Dataset records:
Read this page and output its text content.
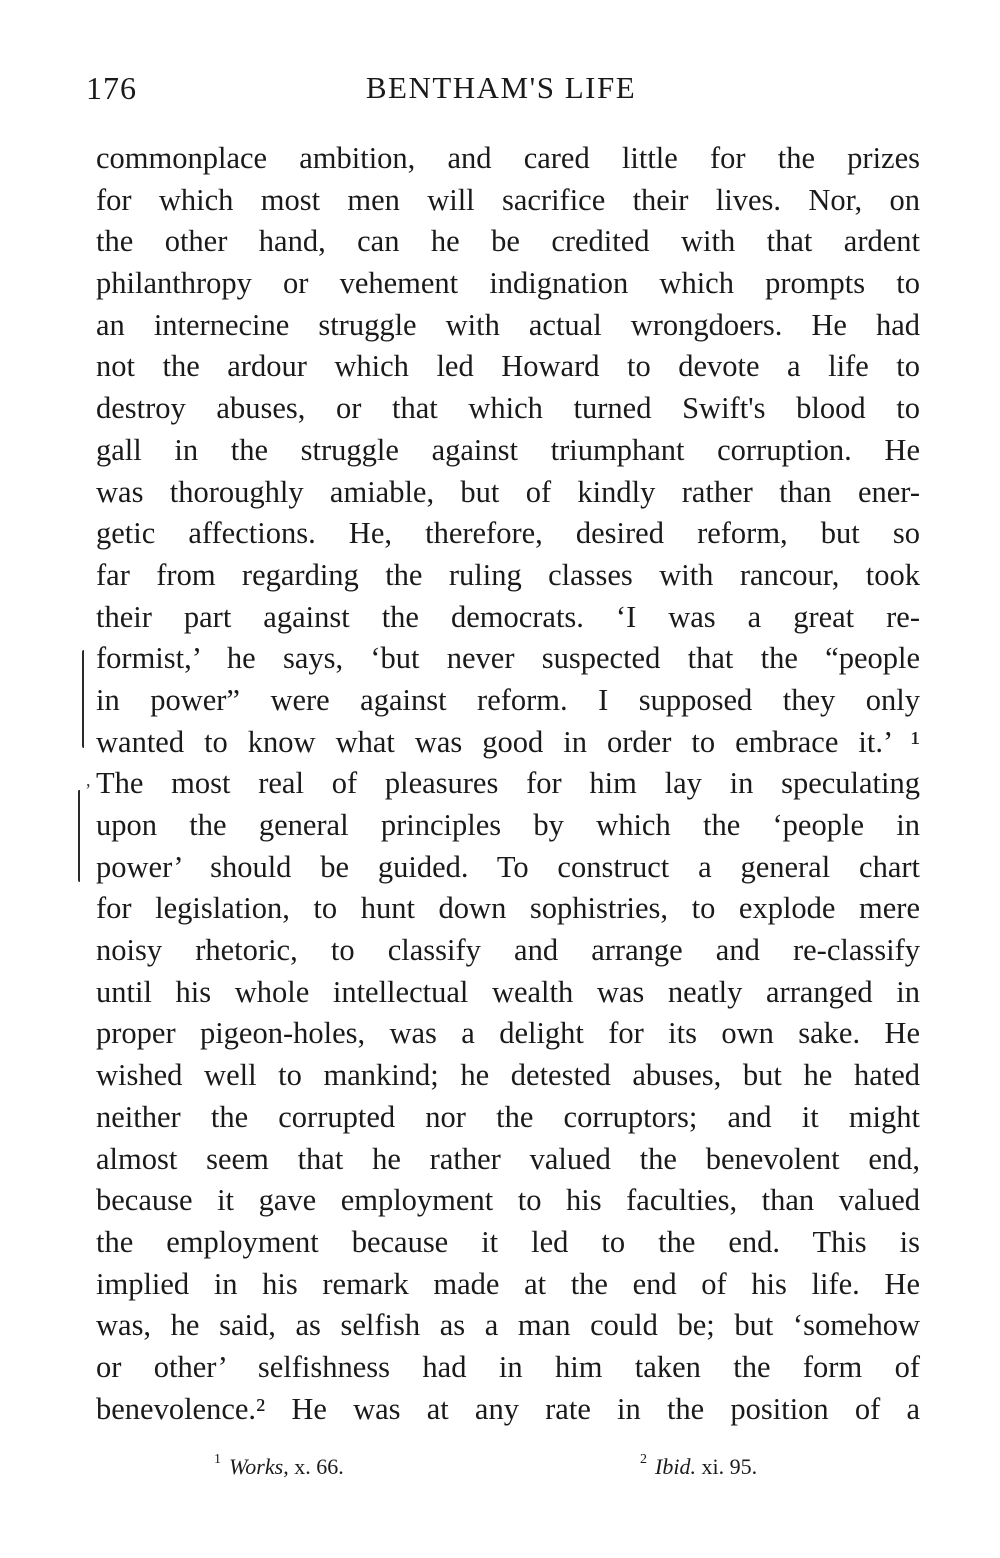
176	BENTHAM'S LIFE
commonplace ambition, and cared little for the prizes
for which most men will sacrifice their lives. Nor, on
the other hand, can he be credited with that ardent
philanthropy or vehement indignation which prompts to
an internecine struggle with actual wrongdoers. He had
not the ardour which led Howard to devote a life to
destroy abuses, or that which turned Swift's blood to
gall in the struggle against triumphant corruption. He
was thoroughly amiable, but of kindly rather than ener-
getic affections. He, therefore, desired reform, but so
far from regarding the ruling classes with rancour, took
their part against the democrats. ‘I was a great re-
formist,’ he says, ‘but never suspected that the “people
in power” were against reform. I supposed they only
wanted to know what was good in order to embrace it.’ ¹
The most real of pleasures for him lay in speculating
upon the general principles by which the ‘people in
power’ should be guided. To construct a general chart
for legislation, to hunt down sophistries, to explode mere
noisy rhetoric, to classify and arrange and re-classify
until his whole intellectual wealth was neatly arranged in
proper pigeon-holes, was a delight for its own sake. He
wished well to mankind; he detested abuses, but he hated
neither the corrupted nor the corruptors; and it might
almost seem that he rather valued the benevolent end,
because it gave employment to his faculties, than valued
the employment because it led to the end. This is
implied in his remark made at the end of his life. He
was, he said, as selfish as a man could be; but ‘somehow
or other’ selfishness had in him taken the form of
benevolence.² He was at any rate in the position of a
,
$^1$ Works, x. 66.	$^2$ Ibid. xi. 95.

* _What is asked_:
Copy out every line where the word "valued" occurs.

* _Response to this task_:
almost seem that he rather valued the benevolent end,
because it gave employment to his faculties, than valued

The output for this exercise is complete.